_Exercise task_.
Sift the listing for lines that hold the string "calificado" and pull them out.

>> Begin Record set

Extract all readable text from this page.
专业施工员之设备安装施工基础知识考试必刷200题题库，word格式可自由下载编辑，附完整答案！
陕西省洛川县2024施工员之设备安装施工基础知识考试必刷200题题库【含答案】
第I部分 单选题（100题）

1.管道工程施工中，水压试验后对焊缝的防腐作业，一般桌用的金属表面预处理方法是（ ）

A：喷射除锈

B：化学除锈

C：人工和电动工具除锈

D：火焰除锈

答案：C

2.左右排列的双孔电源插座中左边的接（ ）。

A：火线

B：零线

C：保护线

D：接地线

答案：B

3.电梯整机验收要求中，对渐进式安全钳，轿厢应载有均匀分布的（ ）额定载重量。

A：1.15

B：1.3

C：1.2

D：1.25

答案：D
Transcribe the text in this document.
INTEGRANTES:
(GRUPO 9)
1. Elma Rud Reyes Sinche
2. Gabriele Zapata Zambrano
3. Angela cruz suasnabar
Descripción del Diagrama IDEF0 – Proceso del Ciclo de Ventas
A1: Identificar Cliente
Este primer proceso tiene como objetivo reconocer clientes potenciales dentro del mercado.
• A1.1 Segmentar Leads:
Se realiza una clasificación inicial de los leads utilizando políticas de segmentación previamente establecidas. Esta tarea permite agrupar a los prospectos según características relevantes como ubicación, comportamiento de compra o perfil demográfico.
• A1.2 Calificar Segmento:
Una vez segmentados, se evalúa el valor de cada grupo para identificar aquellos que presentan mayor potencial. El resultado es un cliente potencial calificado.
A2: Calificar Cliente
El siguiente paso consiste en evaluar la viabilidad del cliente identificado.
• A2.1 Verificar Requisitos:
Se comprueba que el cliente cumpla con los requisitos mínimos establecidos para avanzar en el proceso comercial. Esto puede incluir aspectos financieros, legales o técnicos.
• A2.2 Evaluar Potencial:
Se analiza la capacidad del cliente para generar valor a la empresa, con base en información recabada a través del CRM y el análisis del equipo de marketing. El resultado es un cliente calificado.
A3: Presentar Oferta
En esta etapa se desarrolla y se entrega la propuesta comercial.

>> End Record set

_Result of the exercise_.
Una vez segmentados, se evalúa el valor de cada grupo para identificar aquellos que presentan mayor potencial. El resultado es un cliente potencial calificado.
Se analiza la capacidad del cliente para generar valor a la empresa, con base en información recabada a través del CRM y el análisis del equipo de marketing. El resultado es un cliente calificado.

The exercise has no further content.